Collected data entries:
——————

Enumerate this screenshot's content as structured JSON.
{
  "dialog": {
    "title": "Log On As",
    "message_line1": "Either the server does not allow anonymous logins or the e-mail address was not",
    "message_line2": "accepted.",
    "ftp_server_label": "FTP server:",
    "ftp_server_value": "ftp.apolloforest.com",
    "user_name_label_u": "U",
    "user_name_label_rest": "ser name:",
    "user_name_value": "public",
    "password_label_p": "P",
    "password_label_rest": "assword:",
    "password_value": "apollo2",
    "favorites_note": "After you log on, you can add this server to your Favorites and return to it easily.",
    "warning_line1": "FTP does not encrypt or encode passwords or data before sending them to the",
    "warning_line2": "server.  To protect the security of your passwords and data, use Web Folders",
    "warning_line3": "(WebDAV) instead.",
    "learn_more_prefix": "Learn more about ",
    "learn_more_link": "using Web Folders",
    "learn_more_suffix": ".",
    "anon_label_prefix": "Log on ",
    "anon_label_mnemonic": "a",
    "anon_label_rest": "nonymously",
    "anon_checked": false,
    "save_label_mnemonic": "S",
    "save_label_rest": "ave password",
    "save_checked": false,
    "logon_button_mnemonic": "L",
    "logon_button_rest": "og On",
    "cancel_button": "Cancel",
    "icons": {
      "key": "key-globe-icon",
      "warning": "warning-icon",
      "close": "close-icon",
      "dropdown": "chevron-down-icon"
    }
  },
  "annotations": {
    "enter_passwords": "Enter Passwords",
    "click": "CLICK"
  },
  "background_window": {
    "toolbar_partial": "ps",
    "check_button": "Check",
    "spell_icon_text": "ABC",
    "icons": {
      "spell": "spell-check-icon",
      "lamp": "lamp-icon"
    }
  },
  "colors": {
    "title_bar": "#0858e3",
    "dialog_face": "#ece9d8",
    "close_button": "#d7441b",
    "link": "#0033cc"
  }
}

——————

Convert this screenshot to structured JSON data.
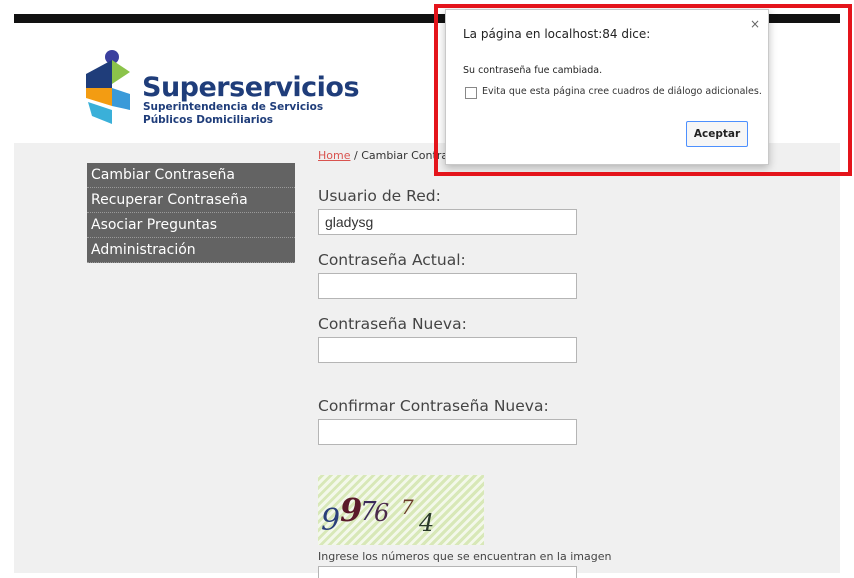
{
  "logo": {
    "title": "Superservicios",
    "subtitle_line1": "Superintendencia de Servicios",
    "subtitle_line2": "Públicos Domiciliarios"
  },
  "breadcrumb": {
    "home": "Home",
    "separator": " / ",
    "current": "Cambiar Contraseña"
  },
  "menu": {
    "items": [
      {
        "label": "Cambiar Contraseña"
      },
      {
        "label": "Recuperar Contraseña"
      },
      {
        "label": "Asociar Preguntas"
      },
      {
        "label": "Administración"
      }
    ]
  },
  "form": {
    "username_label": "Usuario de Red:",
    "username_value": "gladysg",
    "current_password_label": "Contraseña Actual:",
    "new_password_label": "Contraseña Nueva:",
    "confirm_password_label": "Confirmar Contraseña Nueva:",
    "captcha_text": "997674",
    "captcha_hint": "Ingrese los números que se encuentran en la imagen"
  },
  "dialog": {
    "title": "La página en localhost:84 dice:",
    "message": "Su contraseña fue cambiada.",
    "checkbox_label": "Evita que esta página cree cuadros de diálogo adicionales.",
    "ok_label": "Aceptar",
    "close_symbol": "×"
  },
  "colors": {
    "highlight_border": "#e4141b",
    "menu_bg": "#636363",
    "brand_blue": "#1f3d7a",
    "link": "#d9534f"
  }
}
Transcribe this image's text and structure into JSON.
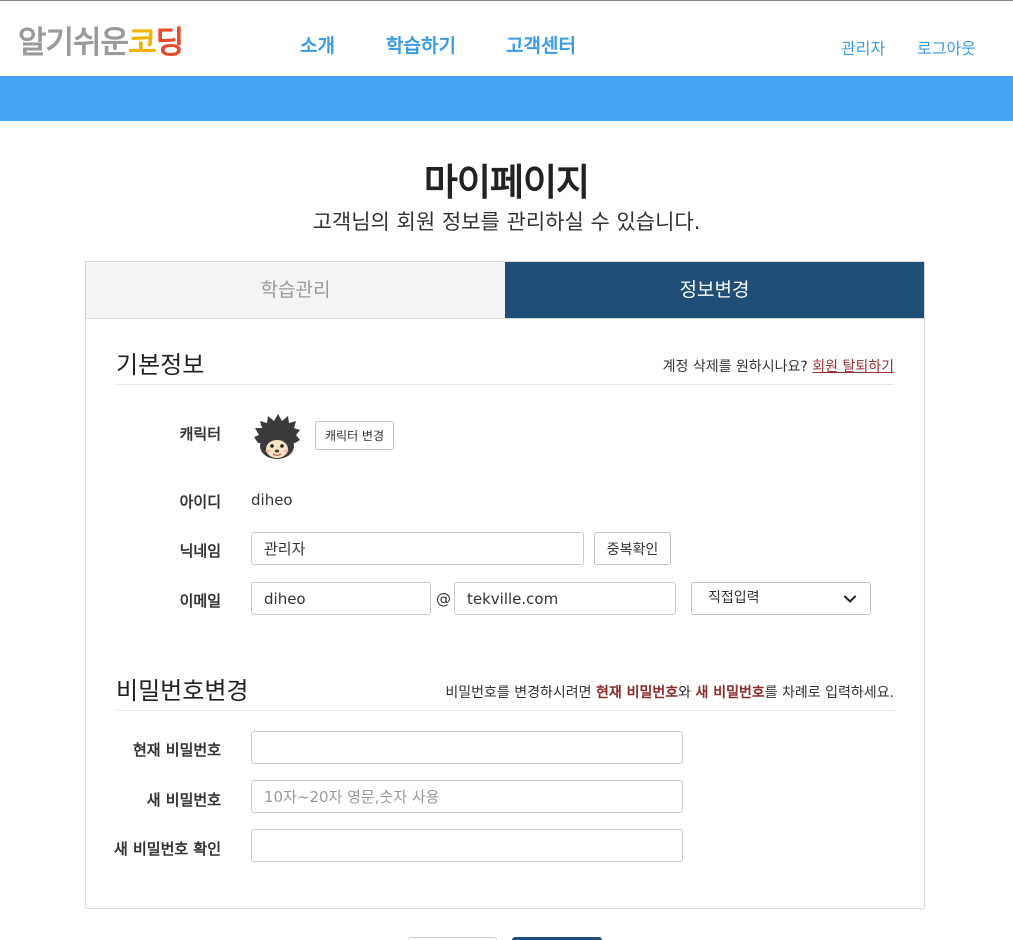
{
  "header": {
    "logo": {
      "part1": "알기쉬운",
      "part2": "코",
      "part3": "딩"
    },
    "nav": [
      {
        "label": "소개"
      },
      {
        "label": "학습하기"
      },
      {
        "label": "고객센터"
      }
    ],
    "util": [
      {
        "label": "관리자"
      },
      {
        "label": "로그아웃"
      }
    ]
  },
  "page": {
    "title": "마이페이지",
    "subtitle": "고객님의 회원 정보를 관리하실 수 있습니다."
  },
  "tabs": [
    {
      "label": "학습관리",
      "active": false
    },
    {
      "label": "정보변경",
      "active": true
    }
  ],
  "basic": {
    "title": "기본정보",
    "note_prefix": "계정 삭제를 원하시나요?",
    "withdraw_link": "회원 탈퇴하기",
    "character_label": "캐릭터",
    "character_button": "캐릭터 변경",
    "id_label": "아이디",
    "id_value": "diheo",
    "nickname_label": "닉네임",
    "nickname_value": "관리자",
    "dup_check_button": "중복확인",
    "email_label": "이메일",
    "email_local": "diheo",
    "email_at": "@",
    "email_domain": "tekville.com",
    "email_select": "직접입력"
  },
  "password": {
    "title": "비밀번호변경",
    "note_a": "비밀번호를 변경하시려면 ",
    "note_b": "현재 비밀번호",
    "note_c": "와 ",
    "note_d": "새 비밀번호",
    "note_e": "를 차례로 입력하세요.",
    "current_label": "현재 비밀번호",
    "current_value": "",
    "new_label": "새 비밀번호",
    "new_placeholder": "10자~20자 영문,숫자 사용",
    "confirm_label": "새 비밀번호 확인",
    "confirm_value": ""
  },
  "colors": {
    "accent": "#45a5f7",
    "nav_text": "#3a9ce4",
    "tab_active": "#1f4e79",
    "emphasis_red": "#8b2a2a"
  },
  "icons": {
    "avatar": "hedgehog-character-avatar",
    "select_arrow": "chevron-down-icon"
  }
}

——————

Every line holding "your" should be copied out.

    "favorites_note": "After you log on, you can add this server to your Favorites and return to it easily.",
    "warning_line2": "server.  To protect the security of your passwords and data, use Web Folders",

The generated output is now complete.